_Work to do_
For each line that holds "marker", copy the line out.

_Data entries_
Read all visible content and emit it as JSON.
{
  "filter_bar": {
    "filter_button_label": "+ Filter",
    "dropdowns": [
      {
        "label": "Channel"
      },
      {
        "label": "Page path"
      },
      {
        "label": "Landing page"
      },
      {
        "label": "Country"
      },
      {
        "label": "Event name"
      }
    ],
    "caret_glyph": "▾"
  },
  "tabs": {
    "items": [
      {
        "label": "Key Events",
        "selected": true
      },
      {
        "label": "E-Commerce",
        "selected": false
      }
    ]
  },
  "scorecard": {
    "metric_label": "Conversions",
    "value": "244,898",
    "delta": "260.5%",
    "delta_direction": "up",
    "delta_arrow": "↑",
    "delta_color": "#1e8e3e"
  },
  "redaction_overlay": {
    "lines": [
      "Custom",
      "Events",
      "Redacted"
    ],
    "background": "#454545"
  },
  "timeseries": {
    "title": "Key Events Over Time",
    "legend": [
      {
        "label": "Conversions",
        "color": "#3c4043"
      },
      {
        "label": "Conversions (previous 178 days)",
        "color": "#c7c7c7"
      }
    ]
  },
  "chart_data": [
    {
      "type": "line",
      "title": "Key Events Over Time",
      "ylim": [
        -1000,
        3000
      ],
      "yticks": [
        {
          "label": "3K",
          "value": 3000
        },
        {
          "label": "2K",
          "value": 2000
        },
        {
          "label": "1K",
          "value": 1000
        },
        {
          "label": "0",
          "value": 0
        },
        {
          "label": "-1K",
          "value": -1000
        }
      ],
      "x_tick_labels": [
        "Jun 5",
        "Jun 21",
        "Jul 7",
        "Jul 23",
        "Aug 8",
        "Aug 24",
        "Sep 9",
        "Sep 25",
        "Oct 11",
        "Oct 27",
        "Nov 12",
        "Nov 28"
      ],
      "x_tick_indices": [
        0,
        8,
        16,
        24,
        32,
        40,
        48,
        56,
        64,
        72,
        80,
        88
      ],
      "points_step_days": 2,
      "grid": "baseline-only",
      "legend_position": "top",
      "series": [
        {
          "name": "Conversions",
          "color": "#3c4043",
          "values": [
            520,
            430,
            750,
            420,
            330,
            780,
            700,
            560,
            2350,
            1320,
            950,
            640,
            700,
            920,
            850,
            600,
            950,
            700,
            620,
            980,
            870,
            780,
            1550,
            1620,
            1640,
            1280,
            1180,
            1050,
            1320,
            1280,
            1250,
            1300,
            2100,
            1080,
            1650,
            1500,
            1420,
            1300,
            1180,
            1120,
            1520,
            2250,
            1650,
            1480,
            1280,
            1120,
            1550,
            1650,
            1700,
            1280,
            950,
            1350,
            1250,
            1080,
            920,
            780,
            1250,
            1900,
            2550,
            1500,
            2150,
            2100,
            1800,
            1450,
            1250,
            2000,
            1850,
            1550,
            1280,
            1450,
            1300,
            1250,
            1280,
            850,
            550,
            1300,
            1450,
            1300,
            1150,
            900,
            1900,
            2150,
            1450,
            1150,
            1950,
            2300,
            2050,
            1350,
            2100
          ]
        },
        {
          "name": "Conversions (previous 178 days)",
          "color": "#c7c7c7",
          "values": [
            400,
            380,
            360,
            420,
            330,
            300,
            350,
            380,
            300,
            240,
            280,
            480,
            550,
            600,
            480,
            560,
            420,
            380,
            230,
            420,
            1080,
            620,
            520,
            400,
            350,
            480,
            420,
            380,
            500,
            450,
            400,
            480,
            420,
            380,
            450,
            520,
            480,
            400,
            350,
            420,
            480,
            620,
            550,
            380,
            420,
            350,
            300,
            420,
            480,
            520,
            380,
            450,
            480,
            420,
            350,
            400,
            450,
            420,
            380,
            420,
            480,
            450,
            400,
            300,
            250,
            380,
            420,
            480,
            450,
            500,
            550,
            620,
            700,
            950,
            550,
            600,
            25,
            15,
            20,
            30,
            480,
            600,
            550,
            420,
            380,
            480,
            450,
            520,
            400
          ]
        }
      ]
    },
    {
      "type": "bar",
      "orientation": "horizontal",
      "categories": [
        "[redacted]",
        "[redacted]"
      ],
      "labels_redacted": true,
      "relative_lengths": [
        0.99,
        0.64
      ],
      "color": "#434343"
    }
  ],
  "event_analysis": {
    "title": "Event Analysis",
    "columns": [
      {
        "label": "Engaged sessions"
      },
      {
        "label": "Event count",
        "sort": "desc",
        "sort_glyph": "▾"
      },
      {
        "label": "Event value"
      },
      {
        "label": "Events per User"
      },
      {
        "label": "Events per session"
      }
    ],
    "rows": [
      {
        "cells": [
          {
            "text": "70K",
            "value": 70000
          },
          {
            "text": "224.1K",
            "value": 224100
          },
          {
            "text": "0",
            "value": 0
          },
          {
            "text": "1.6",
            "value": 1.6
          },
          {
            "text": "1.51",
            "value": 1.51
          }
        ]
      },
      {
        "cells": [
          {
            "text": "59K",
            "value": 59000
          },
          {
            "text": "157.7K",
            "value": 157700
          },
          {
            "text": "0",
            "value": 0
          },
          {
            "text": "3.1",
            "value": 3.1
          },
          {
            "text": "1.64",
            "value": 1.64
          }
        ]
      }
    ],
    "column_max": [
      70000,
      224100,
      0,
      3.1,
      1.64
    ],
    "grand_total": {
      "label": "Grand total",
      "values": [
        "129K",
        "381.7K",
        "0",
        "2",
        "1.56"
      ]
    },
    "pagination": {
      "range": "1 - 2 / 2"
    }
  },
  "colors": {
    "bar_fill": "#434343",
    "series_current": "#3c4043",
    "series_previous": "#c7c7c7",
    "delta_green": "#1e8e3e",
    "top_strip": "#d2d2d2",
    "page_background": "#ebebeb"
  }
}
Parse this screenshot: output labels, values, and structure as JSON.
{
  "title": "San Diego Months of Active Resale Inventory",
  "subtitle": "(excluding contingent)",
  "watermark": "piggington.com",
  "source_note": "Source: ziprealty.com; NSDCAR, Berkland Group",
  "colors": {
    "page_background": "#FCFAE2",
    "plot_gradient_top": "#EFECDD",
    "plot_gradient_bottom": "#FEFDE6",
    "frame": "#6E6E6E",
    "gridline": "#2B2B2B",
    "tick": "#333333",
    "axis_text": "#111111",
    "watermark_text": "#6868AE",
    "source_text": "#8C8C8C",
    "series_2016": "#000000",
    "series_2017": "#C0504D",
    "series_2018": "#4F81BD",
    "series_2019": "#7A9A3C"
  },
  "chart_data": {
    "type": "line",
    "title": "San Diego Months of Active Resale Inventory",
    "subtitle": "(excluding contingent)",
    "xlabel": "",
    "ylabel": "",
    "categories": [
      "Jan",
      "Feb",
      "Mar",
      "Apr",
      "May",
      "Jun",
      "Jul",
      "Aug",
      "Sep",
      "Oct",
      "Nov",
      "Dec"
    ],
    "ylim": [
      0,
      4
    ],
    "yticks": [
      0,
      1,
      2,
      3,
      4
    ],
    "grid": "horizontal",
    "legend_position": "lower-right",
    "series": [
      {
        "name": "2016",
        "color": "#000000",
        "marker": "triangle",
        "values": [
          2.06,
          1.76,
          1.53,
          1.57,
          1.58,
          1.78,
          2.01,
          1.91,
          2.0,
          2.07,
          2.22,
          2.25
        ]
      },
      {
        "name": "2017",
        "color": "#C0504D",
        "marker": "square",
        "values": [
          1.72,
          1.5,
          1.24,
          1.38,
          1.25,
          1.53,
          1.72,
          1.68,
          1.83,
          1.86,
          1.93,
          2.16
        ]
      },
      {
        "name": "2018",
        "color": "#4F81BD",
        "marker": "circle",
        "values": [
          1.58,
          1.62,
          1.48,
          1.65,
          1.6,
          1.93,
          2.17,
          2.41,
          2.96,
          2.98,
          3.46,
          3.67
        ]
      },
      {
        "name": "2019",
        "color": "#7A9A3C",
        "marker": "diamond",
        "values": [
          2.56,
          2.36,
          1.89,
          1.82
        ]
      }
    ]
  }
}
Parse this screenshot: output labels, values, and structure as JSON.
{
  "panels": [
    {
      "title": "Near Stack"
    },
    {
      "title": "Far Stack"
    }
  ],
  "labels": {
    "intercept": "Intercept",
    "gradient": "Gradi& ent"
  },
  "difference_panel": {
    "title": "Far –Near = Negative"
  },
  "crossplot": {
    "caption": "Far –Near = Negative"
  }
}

_The response_
        "marker": "triangle",
        "marker": "square",
        "marker": "circle",
        "marker": "diamond",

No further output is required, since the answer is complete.